NERO, Emperor of Rome, amateur painter and sculptor, A.D. 41-54. He is said to have had considerable proficiency both in painting and in modelling.—Suet., Nero, 52; Dio Chrys. Orat., 71, 9.


NERO AND LOCUSTA. See Locusta.


NERO PERSECUTING CHRISTIANS, Wilhelm von Kaulbach. The Emperor, clad as Apollo, is standing on a terrace before his palace, lifting with his right hand a goblet; a favourite slave, kneeling, holds his lyre, while a host of voluptuous Greek and Roman women come with wreaths and cymbals to proclaim him their god and to sacrifice to him; at his right, Tigellinus, prefect of Rome, applauds him; but serious men around him, of old-republican morals and patriotic spirit, look on with grief and anger. In the foreground, the martyrdom of Christians, whom Nero has charged with the firing of Rome. In the middle group, a man, supposed to be St. Peter, is tied head downwards on a cross, which Nero's attendants are about to erect, while some of the saint's adherents passionately kiss his face and hands. In the group at the left, a martyr, dressed in skins, is tied to a pole, to be covered with pitch and lighted like a torch, his wife raising their child to him for a farewell kiss. The central figure in the group at the right is St. Paul, who has manfully risen against the horrors, while a lictor already lifts the executioner's axe against him; others around him are plunged in sorrow; some girls point with passionate gestures towards another who, about to ascend the steps to join the idolaters, is seized with sudden shame, and endeavours to cover her nude form; the German warriors near them observe as hostile an attitude as the noble Romans above, one of them looking pensively on St. Paul.—Illustr. Zeitg. (1874), i. 9; Land und Meer (1874,) i. 15.

COMPLETE THE FOLLOWING
• a. Reproduce the Nero excerpt word for word between "NERO, Emperor of" and "Orat., 71, 9.", inclusive.
• b. Carry on writing the Nero excerpt, starting right after its final sentence.
The items that come next are separate from the Nero excerpt.

GIVEN DATA
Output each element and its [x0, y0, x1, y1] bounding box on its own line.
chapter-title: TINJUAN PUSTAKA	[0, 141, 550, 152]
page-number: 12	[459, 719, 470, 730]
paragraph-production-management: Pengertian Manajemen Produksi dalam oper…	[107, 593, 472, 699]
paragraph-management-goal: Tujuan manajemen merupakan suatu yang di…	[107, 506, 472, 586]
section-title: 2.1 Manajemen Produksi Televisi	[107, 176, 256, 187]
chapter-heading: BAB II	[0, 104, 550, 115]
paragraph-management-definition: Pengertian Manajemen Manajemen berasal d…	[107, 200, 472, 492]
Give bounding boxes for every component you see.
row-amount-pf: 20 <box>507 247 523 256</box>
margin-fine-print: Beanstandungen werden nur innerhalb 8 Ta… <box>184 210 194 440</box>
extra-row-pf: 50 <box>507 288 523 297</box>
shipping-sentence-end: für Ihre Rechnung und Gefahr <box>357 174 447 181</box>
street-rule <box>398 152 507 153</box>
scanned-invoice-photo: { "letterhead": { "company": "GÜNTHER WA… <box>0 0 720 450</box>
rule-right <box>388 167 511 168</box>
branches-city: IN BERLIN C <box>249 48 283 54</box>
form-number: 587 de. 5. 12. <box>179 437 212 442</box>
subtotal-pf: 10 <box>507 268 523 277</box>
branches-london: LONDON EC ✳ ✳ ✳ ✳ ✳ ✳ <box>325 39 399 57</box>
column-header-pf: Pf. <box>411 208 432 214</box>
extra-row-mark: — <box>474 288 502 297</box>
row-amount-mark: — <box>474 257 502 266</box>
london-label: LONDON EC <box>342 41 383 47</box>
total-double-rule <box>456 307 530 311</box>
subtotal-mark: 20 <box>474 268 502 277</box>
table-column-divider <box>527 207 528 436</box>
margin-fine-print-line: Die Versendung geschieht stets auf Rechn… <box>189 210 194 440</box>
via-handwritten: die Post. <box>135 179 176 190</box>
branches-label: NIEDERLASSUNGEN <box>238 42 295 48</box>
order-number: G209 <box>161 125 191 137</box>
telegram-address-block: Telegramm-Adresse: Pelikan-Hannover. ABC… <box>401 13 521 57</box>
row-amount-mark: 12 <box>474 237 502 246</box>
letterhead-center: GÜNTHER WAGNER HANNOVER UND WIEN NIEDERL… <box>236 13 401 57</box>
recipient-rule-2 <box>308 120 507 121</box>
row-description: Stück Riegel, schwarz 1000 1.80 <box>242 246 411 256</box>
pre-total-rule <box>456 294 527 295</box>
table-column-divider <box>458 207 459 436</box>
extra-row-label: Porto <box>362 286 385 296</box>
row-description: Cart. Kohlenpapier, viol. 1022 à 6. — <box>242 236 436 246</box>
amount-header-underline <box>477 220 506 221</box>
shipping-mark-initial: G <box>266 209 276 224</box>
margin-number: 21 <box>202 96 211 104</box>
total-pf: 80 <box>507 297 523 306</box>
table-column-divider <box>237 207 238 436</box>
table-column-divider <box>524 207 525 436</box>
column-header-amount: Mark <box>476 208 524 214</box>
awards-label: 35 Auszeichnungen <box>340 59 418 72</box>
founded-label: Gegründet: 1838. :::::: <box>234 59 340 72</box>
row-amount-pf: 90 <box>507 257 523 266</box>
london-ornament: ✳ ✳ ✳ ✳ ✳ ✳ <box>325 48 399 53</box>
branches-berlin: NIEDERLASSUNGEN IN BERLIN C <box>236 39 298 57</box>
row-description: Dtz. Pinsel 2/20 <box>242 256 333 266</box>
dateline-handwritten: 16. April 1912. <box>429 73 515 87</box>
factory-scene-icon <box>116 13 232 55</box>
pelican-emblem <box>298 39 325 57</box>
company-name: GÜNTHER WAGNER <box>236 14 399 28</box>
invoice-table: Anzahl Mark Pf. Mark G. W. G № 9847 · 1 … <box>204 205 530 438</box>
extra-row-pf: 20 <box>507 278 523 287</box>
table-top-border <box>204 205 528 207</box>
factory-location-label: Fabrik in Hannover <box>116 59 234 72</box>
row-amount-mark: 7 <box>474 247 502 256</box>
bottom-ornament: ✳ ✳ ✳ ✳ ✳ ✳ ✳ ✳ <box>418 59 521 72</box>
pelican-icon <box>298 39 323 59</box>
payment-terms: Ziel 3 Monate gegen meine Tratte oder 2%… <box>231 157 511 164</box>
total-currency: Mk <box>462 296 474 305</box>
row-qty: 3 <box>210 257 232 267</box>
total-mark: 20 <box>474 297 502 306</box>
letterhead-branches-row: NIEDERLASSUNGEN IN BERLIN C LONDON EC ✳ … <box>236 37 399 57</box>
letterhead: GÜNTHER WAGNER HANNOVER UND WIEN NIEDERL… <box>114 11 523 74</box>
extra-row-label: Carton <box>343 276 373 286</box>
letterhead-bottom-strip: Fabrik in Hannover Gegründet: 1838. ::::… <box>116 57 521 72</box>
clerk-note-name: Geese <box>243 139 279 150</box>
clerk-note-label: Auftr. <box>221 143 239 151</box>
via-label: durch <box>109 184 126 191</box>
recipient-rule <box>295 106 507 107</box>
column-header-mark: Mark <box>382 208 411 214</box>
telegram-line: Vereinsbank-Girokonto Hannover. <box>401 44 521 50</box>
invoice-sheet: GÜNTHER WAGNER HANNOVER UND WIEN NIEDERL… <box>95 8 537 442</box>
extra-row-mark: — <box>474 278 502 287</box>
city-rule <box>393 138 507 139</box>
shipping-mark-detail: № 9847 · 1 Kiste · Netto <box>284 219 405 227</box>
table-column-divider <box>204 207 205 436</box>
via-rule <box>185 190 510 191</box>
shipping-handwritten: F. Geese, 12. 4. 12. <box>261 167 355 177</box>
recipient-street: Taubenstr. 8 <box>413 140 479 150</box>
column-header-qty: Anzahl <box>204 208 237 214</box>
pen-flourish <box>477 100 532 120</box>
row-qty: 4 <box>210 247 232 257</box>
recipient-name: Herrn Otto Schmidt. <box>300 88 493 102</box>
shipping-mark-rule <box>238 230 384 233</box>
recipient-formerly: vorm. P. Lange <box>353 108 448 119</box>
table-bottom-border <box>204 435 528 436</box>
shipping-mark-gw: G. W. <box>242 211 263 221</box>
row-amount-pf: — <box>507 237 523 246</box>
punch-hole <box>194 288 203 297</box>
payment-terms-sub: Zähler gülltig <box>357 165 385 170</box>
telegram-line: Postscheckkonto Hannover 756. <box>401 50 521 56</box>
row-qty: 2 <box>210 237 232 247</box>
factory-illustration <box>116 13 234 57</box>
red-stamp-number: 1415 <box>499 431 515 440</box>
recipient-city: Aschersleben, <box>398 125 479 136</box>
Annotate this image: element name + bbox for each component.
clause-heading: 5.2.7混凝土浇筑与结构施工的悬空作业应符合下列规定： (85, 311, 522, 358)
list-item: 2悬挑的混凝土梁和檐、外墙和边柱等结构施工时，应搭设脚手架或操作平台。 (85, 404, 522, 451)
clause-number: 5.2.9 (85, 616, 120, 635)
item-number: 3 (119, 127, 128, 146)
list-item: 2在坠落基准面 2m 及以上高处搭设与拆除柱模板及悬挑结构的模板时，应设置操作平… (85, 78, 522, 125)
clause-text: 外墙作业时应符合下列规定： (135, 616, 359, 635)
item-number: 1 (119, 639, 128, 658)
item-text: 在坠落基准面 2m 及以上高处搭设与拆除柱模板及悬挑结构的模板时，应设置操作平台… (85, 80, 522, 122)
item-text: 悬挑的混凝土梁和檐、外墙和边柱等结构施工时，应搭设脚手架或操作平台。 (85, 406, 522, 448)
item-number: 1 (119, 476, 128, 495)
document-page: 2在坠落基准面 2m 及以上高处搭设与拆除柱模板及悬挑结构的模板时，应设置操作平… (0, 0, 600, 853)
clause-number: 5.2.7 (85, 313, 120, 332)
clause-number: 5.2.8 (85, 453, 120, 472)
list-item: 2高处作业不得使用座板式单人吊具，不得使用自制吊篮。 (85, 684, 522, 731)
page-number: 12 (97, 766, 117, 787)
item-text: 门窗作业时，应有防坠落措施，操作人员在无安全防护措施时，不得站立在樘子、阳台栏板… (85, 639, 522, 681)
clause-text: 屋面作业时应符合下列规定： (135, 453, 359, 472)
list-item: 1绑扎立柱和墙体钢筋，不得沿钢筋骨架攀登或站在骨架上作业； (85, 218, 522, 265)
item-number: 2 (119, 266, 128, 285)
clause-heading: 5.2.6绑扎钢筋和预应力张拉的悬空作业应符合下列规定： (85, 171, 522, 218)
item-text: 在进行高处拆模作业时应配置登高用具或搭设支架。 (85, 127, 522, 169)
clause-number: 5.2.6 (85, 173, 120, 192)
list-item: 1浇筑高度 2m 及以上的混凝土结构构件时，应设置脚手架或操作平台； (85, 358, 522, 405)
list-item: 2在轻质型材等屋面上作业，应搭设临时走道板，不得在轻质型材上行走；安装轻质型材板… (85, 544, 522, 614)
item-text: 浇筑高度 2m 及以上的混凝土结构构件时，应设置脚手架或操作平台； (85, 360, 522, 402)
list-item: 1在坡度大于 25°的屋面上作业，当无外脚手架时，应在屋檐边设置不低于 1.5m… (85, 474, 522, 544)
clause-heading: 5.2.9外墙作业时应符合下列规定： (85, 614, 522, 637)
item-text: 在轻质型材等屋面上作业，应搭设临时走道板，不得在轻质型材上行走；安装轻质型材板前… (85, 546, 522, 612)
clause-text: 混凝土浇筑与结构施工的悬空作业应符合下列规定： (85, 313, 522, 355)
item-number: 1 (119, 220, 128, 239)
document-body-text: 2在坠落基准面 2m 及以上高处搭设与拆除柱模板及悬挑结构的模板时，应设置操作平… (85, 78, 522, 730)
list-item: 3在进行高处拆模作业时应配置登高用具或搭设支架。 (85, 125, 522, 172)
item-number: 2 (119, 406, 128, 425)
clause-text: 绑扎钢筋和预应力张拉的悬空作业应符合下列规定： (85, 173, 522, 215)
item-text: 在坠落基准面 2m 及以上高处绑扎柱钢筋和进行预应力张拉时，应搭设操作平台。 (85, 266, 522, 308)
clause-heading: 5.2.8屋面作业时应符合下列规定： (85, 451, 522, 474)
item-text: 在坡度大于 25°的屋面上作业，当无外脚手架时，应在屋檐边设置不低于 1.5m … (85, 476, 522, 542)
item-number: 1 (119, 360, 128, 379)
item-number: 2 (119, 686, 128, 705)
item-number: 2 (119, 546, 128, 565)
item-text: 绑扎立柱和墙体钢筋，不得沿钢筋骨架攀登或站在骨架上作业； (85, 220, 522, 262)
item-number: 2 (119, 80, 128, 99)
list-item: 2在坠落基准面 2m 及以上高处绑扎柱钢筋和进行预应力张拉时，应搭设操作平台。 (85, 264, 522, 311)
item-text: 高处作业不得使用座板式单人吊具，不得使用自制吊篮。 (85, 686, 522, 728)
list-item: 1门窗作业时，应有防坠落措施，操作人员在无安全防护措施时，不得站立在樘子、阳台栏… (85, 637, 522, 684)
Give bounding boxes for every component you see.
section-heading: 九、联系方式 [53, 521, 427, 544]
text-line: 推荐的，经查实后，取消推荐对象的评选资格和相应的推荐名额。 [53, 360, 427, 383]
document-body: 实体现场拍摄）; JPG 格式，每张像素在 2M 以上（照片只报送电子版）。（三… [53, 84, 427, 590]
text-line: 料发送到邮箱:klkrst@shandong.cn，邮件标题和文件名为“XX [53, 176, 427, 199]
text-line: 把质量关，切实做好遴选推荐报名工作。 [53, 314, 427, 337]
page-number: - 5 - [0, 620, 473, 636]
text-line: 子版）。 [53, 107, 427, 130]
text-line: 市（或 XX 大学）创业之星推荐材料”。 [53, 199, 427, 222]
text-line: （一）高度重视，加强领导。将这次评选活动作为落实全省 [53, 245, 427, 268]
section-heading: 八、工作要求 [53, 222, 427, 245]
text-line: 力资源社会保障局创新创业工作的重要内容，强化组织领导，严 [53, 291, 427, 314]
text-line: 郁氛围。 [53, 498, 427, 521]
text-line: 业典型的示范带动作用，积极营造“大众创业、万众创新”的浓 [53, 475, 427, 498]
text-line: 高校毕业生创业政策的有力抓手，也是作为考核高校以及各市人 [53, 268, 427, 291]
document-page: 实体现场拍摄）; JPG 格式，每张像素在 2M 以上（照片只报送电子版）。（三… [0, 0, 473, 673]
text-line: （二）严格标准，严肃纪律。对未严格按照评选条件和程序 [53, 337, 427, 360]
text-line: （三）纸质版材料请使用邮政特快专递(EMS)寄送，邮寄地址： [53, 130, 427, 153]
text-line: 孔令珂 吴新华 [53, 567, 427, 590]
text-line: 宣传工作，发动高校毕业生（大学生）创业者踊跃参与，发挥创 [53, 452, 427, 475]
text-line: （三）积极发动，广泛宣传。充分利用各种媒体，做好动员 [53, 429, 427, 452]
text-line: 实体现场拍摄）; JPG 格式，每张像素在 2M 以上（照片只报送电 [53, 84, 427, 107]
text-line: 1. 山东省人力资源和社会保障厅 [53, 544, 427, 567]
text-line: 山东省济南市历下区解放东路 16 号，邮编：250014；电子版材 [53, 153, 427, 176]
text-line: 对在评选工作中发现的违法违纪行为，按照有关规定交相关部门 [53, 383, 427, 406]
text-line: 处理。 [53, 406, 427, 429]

ANSWERS FOR THE EXERCISE
• a.
NERO, Emperor of Rome, amateur painter and sculptor, A.D. 41-54. He is said to have had considerable proficiency both in painting and in modelling.—Suet., Nero, 52; Dio Chrys. Orat., 71, 9.

• b.
NERO ON RUINS OF ROME, Karl von Piloty, National Museum, Pesth; canvas, H. 15 ft. × 20 ft. Rome having been devastated by fire for six days, the Emperor goes forth to view the burning ruins; crowned with a rose wreath, bloated and debauched, yet grand in form, he stalks through the mid-picture, on the Palatine, preceded by slaves and torch-bearers, and followed by favourites of both sexes. A company of prætorian guards fill the far corner of the canvas; in the middle foreground lies a group of dead Christian martyrs, around whom are broken and up-torn mosaics, crumbling and calcined walls, and black, charred rafters. Painted in 1861; exhibited at International Exhibition, London, 1862. Bought for 10,000 florins by Count John Pálaffy, Pressburg, who presented it to the National Museum of Pesth in 1872.—Art Journal (1862), 183; (1865), 297; Pecht, D. K., iii. 220.